[Dataset rows]
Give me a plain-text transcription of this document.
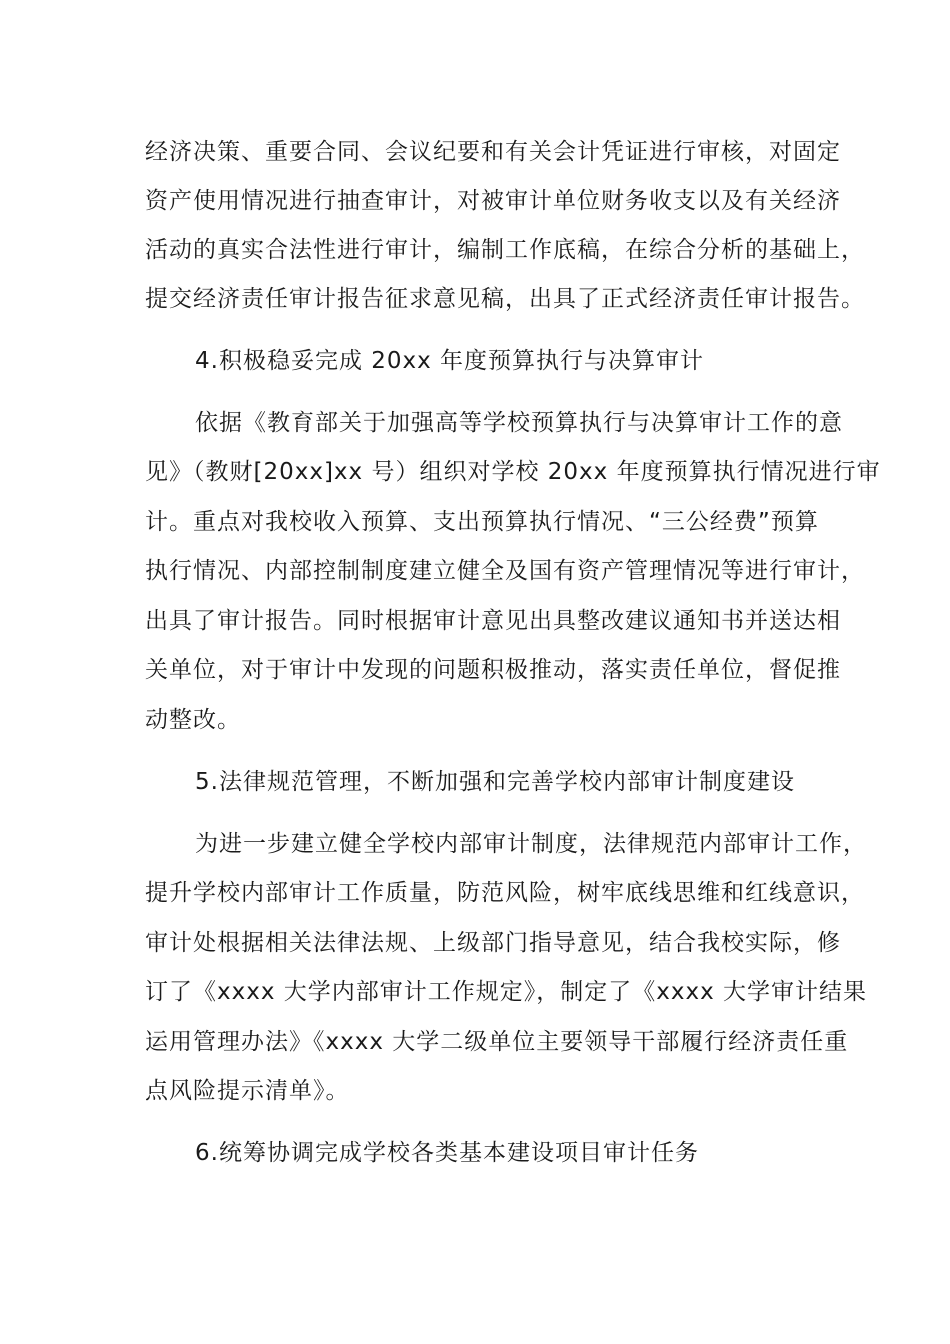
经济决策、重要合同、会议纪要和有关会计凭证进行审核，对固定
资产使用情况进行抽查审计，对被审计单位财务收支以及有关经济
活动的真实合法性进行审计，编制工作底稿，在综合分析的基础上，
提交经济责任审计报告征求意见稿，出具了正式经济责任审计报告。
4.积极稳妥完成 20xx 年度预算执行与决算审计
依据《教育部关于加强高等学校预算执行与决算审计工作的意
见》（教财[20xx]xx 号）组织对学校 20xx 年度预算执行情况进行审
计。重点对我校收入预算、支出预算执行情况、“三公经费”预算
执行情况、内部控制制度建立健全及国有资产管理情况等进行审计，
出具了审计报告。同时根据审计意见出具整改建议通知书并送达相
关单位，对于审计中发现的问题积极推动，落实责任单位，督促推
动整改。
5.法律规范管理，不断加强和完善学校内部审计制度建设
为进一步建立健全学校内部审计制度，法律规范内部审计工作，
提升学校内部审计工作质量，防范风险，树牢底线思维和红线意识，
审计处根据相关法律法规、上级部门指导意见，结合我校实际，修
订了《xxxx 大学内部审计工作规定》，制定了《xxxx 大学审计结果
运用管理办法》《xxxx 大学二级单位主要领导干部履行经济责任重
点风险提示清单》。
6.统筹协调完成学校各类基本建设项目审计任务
...
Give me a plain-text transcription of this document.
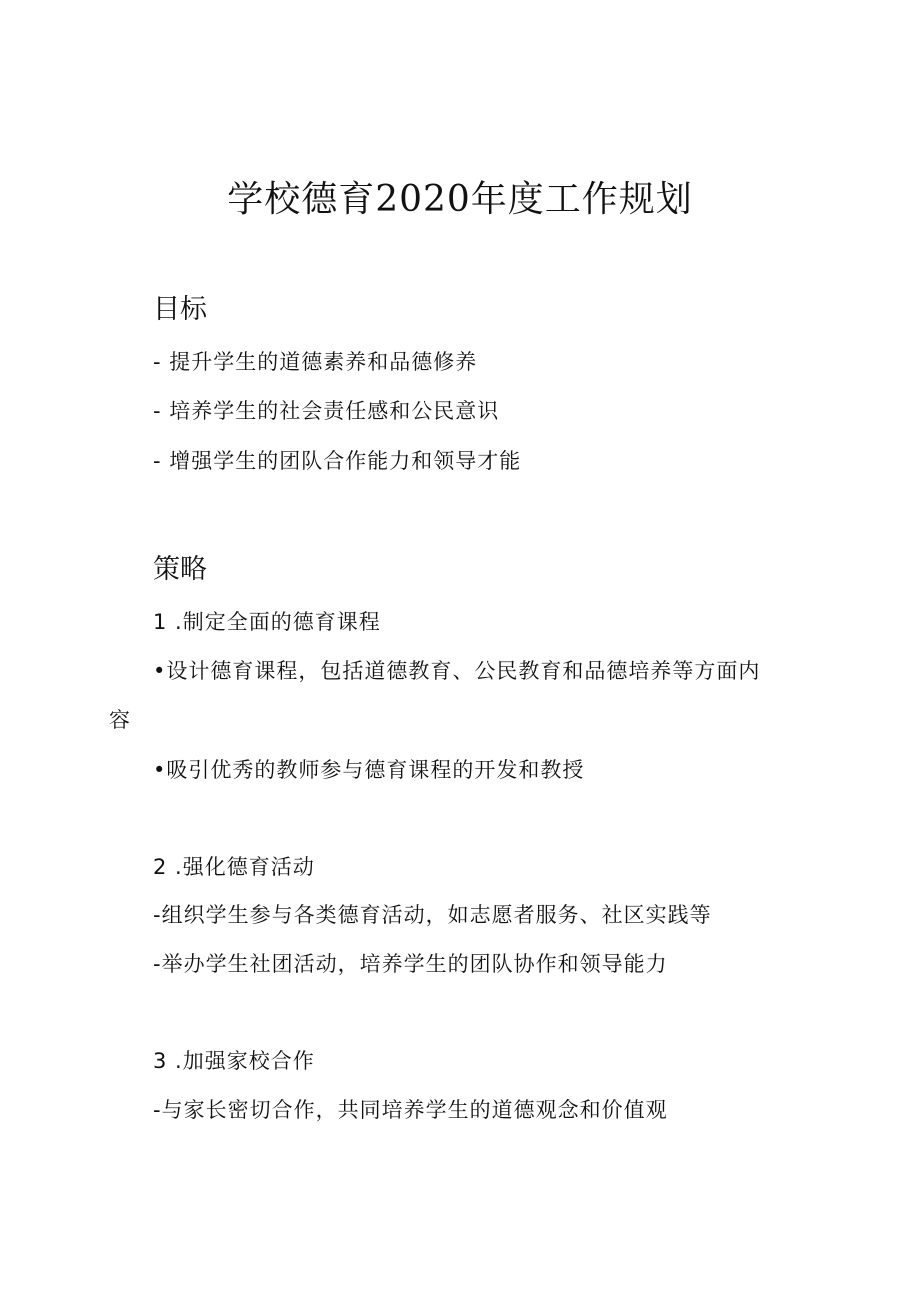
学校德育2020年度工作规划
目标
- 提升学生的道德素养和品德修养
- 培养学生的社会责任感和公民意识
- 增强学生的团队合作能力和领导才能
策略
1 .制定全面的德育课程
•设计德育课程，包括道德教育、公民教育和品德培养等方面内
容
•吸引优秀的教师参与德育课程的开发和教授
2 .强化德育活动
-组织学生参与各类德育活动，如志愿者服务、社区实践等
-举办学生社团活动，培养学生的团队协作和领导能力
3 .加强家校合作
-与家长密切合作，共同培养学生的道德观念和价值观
---
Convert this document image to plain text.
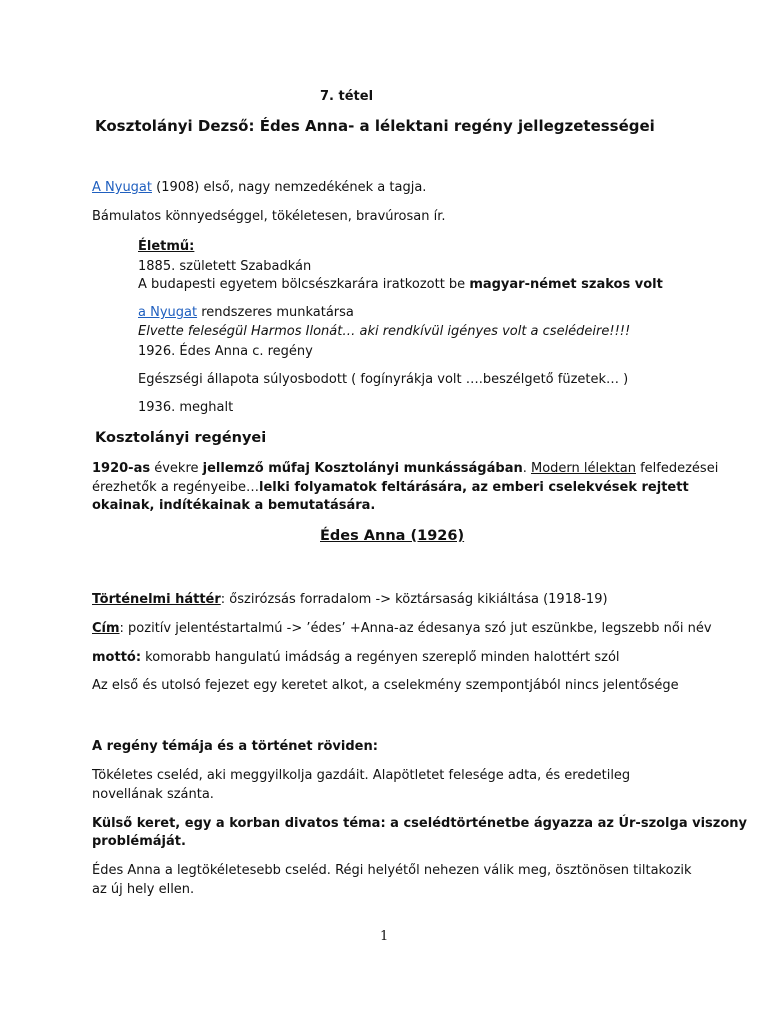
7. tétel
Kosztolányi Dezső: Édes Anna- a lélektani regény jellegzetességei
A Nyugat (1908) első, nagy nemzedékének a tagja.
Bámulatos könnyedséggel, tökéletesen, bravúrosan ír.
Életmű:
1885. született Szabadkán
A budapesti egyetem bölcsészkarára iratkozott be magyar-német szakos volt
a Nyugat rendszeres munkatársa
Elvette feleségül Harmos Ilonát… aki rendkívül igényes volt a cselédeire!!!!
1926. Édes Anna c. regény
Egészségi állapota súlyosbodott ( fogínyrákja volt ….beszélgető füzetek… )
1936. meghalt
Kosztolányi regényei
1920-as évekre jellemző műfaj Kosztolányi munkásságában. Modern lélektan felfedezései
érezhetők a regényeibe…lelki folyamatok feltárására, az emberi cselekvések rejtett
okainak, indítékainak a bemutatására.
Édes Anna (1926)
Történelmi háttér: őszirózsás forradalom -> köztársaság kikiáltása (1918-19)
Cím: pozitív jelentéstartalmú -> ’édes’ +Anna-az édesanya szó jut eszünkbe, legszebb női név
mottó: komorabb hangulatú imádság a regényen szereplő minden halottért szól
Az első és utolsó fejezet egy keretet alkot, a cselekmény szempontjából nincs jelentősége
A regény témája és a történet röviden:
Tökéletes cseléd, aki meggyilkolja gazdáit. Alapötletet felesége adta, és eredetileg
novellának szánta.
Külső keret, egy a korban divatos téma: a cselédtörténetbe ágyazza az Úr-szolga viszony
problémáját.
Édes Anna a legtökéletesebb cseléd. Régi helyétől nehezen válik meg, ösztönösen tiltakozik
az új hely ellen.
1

_PROBLEM TO SOLVE_
Identify every line where the string "Anna" appears.

_FULL SOLUTION_
Kosztolányi Dezső: Édes Anna- a lélektani regény jellegzetességei
1926. Édes Anna c. regény
Édes Anna (1926)
Cím: pozitív jelentéstartalmú -> ’édes’ +Anna-az édesanya szó jut eszünkbe, legszebb női név
Édes Anna a legtökéletesebb cseléd. Régi helyétől nehezen válik meg, ösztönösen tiltakozik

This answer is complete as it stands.